What the exercise asks
Would you output the whole listing below, exactly as it reads?

Source data
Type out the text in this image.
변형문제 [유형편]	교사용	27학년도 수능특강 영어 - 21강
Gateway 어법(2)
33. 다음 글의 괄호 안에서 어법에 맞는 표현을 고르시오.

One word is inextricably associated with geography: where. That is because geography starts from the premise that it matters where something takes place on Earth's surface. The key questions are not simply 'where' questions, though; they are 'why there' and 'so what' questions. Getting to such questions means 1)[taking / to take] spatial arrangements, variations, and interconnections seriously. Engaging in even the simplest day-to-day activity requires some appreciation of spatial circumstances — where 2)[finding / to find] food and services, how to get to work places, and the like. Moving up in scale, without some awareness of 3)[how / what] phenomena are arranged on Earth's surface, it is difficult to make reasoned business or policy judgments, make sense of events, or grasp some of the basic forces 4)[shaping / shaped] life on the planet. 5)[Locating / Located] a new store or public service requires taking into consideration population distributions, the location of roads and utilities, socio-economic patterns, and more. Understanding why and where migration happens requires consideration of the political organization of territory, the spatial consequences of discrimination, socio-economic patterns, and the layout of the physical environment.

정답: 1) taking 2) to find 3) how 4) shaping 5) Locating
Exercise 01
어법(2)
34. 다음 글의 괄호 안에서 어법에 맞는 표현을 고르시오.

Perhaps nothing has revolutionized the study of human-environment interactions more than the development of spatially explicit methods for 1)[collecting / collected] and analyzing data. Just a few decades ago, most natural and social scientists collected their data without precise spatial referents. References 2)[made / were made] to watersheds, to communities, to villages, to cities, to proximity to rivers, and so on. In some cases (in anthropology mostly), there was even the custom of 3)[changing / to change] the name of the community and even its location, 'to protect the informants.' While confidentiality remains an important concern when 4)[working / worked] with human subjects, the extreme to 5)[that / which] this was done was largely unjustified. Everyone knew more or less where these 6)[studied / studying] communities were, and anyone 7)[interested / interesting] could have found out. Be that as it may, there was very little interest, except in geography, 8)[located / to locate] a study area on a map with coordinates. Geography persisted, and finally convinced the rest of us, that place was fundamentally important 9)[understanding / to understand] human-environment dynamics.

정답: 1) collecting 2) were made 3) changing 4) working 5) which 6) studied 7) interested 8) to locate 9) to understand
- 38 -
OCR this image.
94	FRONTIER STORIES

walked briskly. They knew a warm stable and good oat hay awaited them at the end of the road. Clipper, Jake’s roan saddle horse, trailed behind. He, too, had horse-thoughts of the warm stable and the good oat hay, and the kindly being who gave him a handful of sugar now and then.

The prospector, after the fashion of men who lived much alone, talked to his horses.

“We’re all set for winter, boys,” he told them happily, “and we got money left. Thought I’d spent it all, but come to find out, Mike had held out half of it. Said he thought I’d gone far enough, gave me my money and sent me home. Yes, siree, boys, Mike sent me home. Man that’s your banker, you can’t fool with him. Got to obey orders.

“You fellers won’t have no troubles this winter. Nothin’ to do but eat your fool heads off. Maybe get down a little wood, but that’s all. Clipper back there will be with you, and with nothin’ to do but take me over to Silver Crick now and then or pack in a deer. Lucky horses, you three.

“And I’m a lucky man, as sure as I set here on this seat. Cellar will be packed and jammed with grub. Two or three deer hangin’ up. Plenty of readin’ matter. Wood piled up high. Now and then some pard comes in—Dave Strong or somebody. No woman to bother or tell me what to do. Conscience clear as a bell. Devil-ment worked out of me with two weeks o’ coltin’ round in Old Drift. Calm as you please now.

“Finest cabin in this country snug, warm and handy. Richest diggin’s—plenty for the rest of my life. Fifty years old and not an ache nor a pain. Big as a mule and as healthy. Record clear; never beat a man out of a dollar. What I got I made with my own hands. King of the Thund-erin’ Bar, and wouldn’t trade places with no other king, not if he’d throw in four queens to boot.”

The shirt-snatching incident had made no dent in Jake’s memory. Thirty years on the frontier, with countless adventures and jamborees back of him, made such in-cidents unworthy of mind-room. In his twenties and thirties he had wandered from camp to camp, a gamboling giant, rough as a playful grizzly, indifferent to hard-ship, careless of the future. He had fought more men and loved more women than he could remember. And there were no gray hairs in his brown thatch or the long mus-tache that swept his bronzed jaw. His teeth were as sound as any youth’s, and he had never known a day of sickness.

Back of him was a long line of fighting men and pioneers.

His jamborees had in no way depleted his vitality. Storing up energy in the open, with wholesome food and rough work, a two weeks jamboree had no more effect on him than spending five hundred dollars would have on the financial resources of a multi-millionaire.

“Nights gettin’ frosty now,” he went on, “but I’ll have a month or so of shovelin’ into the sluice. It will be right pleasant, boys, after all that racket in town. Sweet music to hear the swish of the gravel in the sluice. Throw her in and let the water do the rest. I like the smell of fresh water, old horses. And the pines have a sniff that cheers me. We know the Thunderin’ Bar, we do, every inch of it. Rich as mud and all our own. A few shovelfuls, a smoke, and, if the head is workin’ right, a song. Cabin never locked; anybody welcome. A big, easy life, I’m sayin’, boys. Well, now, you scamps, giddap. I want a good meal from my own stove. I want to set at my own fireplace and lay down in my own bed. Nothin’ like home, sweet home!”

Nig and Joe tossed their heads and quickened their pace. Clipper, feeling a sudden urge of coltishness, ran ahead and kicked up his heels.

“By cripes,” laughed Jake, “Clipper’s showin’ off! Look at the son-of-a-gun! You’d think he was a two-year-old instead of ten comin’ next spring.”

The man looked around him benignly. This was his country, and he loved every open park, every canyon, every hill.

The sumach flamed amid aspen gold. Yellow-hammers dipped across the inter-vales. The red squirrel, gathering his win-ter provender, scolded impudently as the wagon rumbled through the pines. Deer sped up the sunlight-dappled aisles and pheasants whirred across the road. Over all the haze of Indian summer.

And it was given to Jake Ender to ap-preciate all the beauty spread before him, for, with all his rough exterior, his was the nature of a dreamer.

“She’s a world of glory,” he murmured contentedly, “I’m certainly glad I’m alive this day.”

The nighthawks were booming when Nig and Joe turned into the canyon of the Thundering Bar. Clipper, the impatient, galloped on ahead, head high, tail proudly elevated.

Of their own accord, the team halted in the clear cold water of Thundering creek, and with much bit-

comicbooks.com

Answer for this exercise
Type out the text in this image.
변형문제 [유형편]	교사용	27학년도 수능특강 영어 - 21강
Gateway 어법(2)
33. 다음 글의 괄호 안에서 어법에 맞는 표현을 고르시오.

One word is inextricably associated with geography: where. That is because geography starts from the premise that it matters where something takes place on Earth's surface. The key questions are not simply 'where' questions, though; they are 'why there' and 'so what' questions. Getting to such questions means 1)[taking / to take] spatial arrangements, variations, and interconnections seriously. Engaging in even the simplest day-to-day activity requires some appreciation of spatial circumstances — where 2)[finding / to find] food and services, how to get to work places, and the like. Moving up in scale, without some awareness of 3)[how / what] phenomena are arranged on Earth's surface, it is difficult to make reasoned business or policy judgments, make sense of events, or grasp some of the basic forces 4)[shaping / shaped] life on the planet. 5)[Locating / Located] a new store or public service requires taking into consideration population distributions, the location of roads and utilities, socio-economic patterns, and more. Understanding why and where migration happens requires consideration of the political organization of territory, the spatial consequences of discrimination, socio-economic patterns, and the layout of the physical environment.

정답: 1) taking 2) to find 3) how 4) shaping 5) Locating
Exercise 01
어법(2)
34. 다음 글의 괄호 안에서 어법에 맞는 표현을 고르시오.

Perhaps nothing has revolutionized the study of human-environment interactions more than the development of spatially explicit methods for 1)[collecting / collected] and analyzing data. Just a few decades ago, most natural and social scientists collected their data without precise spatial referents. References 2)[made / were made] to watersheds, to communities, to villages, to cities, to proximity to rivers, and so on. In some cases (in anthropology mostly), there was even the custom of 3)[changing / to change] the name of the community and even its location, 'to protect the informants.' While confidentiality remains an important concern when 4)[working / worked] with human subjects, the extreme to 5)[that / which] this was done was largely unjustified. Everyone knew more or less where these 6)[studied / studying] communities were, and anyone 7)[interested / interesting] could have found out. Be that as it may, there was very little interest, except in geography, 8)[located / to locate] a study area on a map with coordinates. Geography persisted, and finally convinced the rest of us, that place was fundamentally important 9)[understanding / to understand] human-environment dynamics.

정답: 1) collecting 2) were made 3) changing 4) working 5) which 6) studied 7) interested 8) to locate 9) to understand
- 38 -
OCR this image.
94	FRONTIER STORIES

walked briskly. They knew a warm stable and good oat hay awaited them at the end of the road. Clipper, Jake’s roan saddle horse, trailed behind. He, too, had horse-thoughts of the warm stable and the good oat hay, and the kindly being who gave him a handful of sugar now and then.

The prospector, after the fashion of men who lived much alone, talked to his horses.

“We’re all set for winter, boys,” he told them happily, “and we got money left. Thought I’d spent it all, but come to find out, Mike had held out half of it. Said he thought I’d gone far enough, gave me my money and sent me home. Yes, siree, boys, Mike sent me home. Man that’s your banker, you can’t fool with him. Got to obey orders.

“You fellers won’t have no troubles this winter. Nothin’ to do but eat your fool heads off. Maybe get down a little wood, but that’s all. Clipper back there will be with you, and with nothin’ to do but take me over to Silver Crick now and then or pack in a deer. Lucky horses, you three.

“And I’m a lucky man, as sure as I set here on this seat. Cellar will be packed and jammed with grub. Two or three deer hangin’ up. Plenty of readin’ matter. Wood piled up high. Now and then some pard comes in—Dave Strong or somebody. No woman to bother or tell me what to do. Conscience clear as a bell. Devil-ment worked out of me with two weeks o’ coltin’ round in Old Drift. Calm as you please now.

“Finest cabin in this country snug, warm and handy. Richest diggin’s—plenty for the rest of my life. Fifty years old and not an ache nor a pain. Big as a mule and as healthy. Record clear; never beat a man out of a dollar. What I got I made with my own hands. King of the Thund-erin’ Bar, and wouldn’t trade places with no other king, not if he’d throw in four queens to boot.”

The shirt-snatching incident had made no dent in Jake’s memory. Thirty years on the frontier, with countless adventures and jamborees back of him, made such in-cidents unworthy of mind-room. In his twenties and thirties he had wandered from camp to camp, a gamboling giant, rough as a playful grizzly, indifferent to hard-ship, careless of the future. He had fought more men and loved more women than he could remember. And there were no gray hairs in his brown thatch or the long mus-tache that swept his bronzed jaw. His teeth were as sound as any youth’s, and he had never known a day of sickness.

Back of him was a long line of fighting men and pioneers.

His jamborees had in no way depleted his vitality. Storing up energy in the open, with wholesome food and rough work, a two weeks jamboree had no more effect on him than spending five hundred dollars would have on the financial resources of a multi-millionaire.

“Nights gettin’ frosty now,” he went on, “but I’ll have a month or so of shovelin’ into the sluice. It will be right pleasant, boys, after all that racket in town. Sweet music to hear the swish of the gravel in the sluice. Throw her in and let the water do the rest. I like the smell of fresh water, old horses. And the pines have a sniff that cheers me. We know the Thunderin’ Bar, we do, every inch of it. Rich as mud and all our own. A few shovelfuls, a smoke, and, if the head is workin’ right, a song. Cabin never locked; anybody welcome. A big, easy life, I’m sayin’, boys. Well, now, you scamps, giddap. I want a good meal from my own stove. I want to set at my own fireplace and lay down in my own bed. Nothin’ like home, sweet home!”

Nig and Joe tossed their heads and quickened their pace. Clipper, feeling a sudden urge of coltishness, ran ahead and kicked up his heels.

“By cripes,” laughed Jake, “Clipper’s showin’ off! Look at the son-of-a-gun! You’d think he was a two-year-old instead of ten comin’ next spring.”

The man looked around him benignly. This was his country, and he loved every open park, every canyon, every hill.

The sumach flamed amid aspen gold. Yellow-hammers dipped across the inter-vales. The red squirrel, gathering his win-ter provender, scolded impudently as the wagon rumbled through the pines. Deer sped up the sunlight-dappled aisles and pheasants whirred across the road. Over all the haze of Indian summer.

And it was given to Jake Ender to ap-preciate all the beauty spread before him, for, with all his rough exterior, his was the nature of a dreamer.

“She’s a world of glory,” he murmured contentedly, “I’m certainly glad I’m alive this day.”

The nighthawks were booming when Nig and Joe turned into the canyon of the Thundering Bar. Clipper, the impatient, galloped on ahead, head high, tail proudly elevated.

Of their own accord, the team halted in the clear cold water of Thundering creek, and with much bit-

comicbooks.com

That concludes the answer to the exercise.